TASK INSTRUCTIONS. Each line that follows should be printed again exactly as it stands.

BEGIN

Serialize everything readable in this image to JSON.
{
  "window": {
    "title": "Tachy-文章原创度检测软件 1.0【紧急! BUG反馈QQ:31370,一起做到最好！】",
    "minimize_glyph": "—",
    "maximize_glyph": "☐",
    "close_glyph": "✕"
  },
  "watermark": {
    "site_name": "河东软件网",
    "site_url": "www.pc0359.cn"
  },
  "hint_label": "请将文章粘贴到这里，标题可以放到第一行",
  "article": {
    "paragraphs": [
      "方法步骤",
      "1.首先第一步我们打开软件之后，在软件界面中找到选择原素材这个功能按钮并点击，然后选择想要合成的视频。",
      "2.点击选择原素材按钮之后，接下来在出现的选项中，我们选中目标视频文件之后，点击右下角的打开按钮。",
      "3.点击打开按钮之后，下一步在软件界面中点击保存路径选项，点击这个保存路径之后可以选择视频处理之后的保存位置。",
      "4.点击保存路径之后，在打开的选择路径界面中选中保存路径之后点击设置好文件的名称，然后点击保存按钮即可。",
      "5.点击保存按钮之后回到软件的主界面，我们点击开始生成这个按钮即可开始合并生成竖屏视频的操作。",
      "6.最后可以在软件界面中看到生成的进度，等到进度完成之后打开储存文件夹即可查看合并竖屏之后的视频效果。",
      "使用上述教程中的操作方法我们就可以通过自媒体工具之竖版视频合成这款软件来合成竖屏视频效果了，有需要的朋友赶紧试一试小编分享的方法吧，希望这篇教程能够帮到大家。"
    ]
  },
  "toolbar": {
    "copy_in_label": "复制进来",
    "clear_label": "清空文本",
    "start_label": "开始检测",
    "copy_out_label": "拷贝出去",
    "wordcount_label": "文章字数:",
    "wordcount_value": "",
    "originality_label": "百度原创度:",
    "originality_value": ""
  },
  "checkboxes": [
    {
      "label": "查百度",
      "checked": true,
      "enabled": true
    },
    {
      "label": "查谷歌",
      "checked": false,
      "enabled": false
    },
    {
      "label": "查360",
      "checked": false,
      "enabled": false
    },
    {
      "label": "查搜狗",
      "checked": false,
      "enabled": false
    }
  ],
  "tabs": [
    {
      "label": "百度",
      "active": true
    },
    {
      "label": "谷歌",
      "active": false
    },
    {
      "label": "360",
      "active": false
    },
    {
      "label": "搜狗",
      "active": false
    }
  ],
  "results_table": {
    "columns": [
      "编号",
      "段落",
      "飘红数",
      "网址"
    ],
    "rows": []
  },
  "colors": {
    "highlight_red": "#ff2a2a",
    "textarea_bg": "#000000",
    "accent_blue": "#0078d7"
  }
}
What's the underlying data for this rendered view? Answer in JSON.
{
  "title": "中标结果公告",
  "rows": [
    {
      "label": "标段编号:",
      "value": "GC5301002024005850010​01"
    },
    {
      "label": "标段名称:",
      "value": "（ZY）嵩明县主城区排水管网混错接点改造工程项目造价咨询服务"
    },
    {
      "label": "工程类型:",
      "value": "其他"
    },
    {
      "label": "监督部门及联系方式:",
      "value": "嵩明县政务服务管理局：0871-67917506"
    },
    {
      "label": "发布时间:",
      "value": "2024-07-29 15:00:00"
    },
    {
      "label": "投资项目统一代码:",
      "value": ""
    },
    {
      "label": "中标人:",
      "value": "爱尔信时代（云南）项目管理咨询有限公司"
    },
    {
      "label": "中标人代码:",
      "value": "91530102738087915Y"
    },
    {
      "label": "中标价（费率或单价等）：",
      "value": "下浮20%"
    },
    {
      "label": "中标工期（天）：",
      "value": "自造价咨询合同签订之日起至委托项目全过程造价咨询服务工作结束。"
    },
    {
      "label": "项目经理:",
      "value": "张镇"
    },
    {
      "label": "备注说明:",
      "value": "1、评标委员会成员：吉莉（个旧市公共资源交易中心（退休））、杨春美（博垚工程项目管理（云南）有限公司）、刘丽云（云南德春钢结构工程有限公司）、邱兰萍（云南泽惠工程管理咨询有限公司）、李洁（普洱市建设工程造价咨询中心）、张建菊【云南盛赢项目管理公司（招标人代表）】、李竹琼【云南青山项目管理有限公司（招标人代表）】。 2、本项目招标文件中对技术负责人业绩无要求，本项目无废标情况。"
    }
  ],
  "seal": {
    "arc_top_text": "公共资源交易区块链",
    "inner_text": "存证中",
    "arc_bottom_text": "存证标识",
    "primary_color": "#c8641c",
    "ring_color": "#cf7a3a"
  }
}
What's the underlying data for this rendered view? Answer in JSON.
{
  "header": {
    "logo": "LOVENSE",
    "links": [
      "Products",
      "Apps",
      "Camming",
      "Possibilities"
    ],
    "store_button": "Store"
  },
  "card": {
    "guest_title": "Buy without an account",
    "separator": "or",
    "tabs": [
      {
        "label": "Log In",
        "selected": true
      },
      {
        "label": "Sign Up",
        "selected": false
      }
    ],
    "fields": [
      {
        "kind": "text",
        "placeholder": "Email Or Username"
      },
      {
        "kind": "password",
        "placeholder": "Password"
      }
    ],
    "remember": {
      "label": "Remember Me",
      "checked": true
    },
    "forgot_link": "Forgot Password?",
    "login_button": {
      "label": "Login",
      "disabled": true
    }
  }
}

END

RESULT BELOW.
Serialize everything readable in this image to JSON.
{
  "window": {
    "title": "Tachy-文章原创度检测软件 1.0【紧急! BUG反馈QQ:31370,一起做到最好！】",
    "minimize_glyph": "—",
    "maximize_glyph": "☐",
    "close_glyph": "✕"
  },
  "watermark": {
    "site_name": "河东软件网",
    "site_url": "www.pc0359.cn"
  },
  "hint_label": "请将文章粘贴到这里，标题可以放到第一行",
  "article": {
    "paragraphs": [
      "方法步骤",
      "1.首先第一步我们打开软件之后，在软件界面中找到选择原素材这个功能按钮并点击，然后选择想要合成的视频。",
      "2.点击选择原素材按钮之后，接下来在出现的选项中，我们选中目标视频文件之后，点击右下角的打开按钮。",
      "3.点击打开按钮之后，下一步在软件界面中点击保存路径选项，点击这个保存路径之后可以选择视频处理之后的保存位置。",
      "4.点击保存路径之后，在打开的选择路径界面中选中保存路径之后点击设置好文件的名称，然后点击保存按钮即可。",
      "5.点击保存按钮之后回到软件的主界面，我们点击开始生成这个按钮即可开始合并生成竖屏视频的操作。",
      "6.最后可以在软件界面中看到生成的进度，等到进度完成之后打开储存文件夹即可查看合并竖屏之后的视频效果。",
      "使用上述教程中的操作方法我们就可以通过自媒体工具之竖版视频合成这款软件来合成竖屏视频效果了，有需要的朋友赶紧试一试小编分享的方法吧，希望这篇教程能够帮到大家。"
    ]
  },
  "toolbar": {
    "copy_in_label": "复制进来",
    "clear_label": "清空文本",
    "start_label": "开始检测",
    "copy_out_label": "拷贝出去",
    "wordcount_label": "文章字数:",
    "wordcount_value": "",
    "originality_label": "百度原创度:",
    "originality_value": ""
  },
  "checkboxes": [
    {
      "label": "查百度",
      "checked": true,
      "enabled": true
    },
    {
      "label": "查谷歌",
      "checked": false,
      "enabled": false
    },
    {
      "label": "查360",
      "checked": false,
      "enabled": false
    },
    {
      "label": "查搜狗",
      "checked": false,
      "enabled": false
    }
  ],
  "tabs": [
    {
      "label": "百度",
      "active": true
    },
    {
      "label": "谷歌",
      "active": false
    },
    {
      "label": "360",
      "active": false
    },
    {
      "label": "搜狗",
      "active": false
    }
  ],
  "results_table": {
    "columns": [
      "编号",
      "段落",
      "飘红数",
      "网址"
    ],
    "rows": []
  },
  "colors": {
    "highlight_red": "#ff2a2a",
    "textarea_bg": "#000000",
    "accent_blue": "#0078d7"
  }
}
What's the underlying data for this rendered view? Answer in JSON.
{
  "title": "中标结果公告",
  "rows": [
    {
      "label": "标段编号:",
      "value": "GC5301002024005850010​01"
    },
    {
      "label": "标段名称:",
      "value": "（ZY）嵩明县主城区排水管网混错接点改造工程项目造价咨询服务"
    },
    {
      "label": "工程类型:",
      "value": "其他"
    },
    {
      "label": "监督部门及联系方式:",
      "value": "嵩明县政务服务管理局：0871-67917506"
    },
    {
      "label": "发布时间:",
      "value": "2024-07-29 15:00:00"
    },
    {
      "label": "投资项目统一代码:",
      "value": ""
    },
    {
      "label": "中标人:",
      "value": "爱尔信时代（云南）项目管理咨询有限公司"
    },
    {
      "label": "中标人代码:",
      "value": "91530102738087915Y"
    },
    {
      "label": "中标价（费率或单价等）：",
      "value": "下浮20%"
    },
    {
      "label": "中标工期（天）：",
      "value": "自造价咨询合同签订之日起至委托项目全过程造价咨询服务工作结束。"
    },
    {
      "label": "项目经理:",
      "value": "张镇"
    },
    {
      "label": "备注说明:",
      "value": "1、评标委员会成员：吉莉（个旧市公共资源交易中心（退休））、杨春美（博垚工程项目管理（云南）有限公司）、刘丽云（云南德春钢结构工程有限公司）、邱兰萍（云南泽惠工程管理咨询有限公司）、李洁（普洱市建设工程造价咨询中心）、张建菊【云南盛赢项目管理公司（招标人代表）】、李竹琼【云南青山项目管理有限公司（招标人代表）】。 2、本项目招标文件中对技术负责人业绩无要求，本项目无废标情况。"
    }
  ],
  "seal": {
    "arc_top_text": "公共资源交易区块链",
    "inner_text": "存证中",
    "arc_bottom_text": "存证标识",
    "primary_color": "#c8641c",
    "ring_color": "#cf7a3a"
  }
}
What's the underlying data for this rendered view? Answer in JSON.
{
  "header": {
    "logo": "LOVENSE",
    "links": [
      "Products",
      "Apps",
      "Camming",
      "Possibilities"
    ],
    "store_button": "Store"
  },
  "card": {
    "guest_title": "Buy without an account",
    "separator": "or",
    "tabs": [
      {
        "label": "Log In",
        "selected": true
      },
      {
        "label": "Sign Up",
        "selected": false
      }
    ],
    "fields": [
      {
        "kind": "text",
        "placeholder": "Email Or Username"
      },
      {
        "kind": "password",
        "placeholder": "Password"
      }
    ],
    "remember": {
      "label": "Remember Me",
      "checked": true
    },
    "forgot_link": "Forgot Password?",
    "login_button": {
      "label": "Login",
      "disabled": true
    }
  }
}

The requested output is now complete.